━━━━━ Data
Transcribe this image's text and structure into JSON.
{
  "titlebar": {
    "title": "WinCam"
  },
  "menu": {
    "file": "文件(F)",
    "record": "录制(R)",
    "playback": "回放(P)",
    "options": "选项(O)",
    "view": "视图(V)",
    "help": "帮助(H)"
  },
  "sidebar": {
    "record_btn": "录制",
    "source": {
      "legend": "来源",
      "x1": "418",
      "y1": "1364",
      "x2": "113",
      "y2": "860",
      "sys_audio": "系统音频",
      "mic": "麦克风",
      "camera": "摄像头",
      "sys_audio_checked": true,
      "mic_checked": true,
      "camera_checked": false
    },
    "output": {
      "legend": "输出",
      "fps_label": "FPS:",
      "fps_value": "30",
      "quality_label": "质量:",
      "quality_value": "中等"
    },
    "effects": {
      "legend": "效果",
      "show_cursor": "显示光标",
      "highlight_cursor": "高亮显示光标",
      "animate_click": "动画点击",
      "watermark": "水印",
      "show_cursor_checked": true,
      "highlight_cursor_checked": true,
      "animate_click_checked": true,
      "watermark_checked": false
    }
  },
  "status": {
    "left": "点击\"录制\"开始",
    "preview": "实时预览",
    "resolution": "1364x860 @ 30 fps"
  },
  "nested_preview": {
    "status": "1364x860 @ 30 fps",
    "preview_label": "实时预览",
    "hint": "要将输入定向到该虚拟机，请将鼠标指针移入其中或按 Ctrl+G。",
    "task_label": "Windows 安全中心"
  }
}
━━━━━━━━━━
#### What needs to be done:
The data above must be returned in full, exactly as written.

#### Result of the task:
Transcribe this image's text and structure into JSON.
{
  "titlebar": {
    "title": "WinCam"
  },
  "menu": {
    "file": "文件(F)",
    "record": "录制(R)",
    "playback": "回放(P)",
    "options": "选项(O)",
    "view": "视图(V)",
    "help": "帮助(H)"
  },
  "sidebar": {
    "record_btn": "录制",
    "source": {
      "legend": "来源",
      "x1": "418",
      "y1": "1364",
      "x2": "113",
      "y2": "860",
      "sys_audio": "系统音频",
      "mic": "麦克风",
      "camera": "摄像头",
      "sys_audio_checked": true,
      "mic_checked": true,
      "camera_checked": false
    },
    "output": {
      "legend": "输出",
      "fps_label": "FPS:",
      "fps_value": "30",
      "quality_label": "质量:",
      "quality_value": "中等"
    },
    "effects": {
      "legend": "效果",
      "show_cursor": "显示光标",
      "highlight_cursor": "高亮显示光标",
      "animate_click": "动画点击",
      "watermark": "水印",
      "show_cursor_checked": true,
      "highlight_cursor_checked": true,
      "animate_click_checked": true,
      "watermark_checked": false
    }
  },
  "status": {
    "left": "点击\"录制\"开始",
    "preview": "实时预览",
    "resolution": "1364x860 @ 30 fps"
  },
  "nested_preview": {
    "status": "1364x860 @ 30 fps",
    "preview_label": "实时预览",
    "hint": "要将输入定向到该虚拟机，请将鼠标指针移入其中或按 Ctrl+G。",
    "task_label": "Windows 安全中心"
  }
}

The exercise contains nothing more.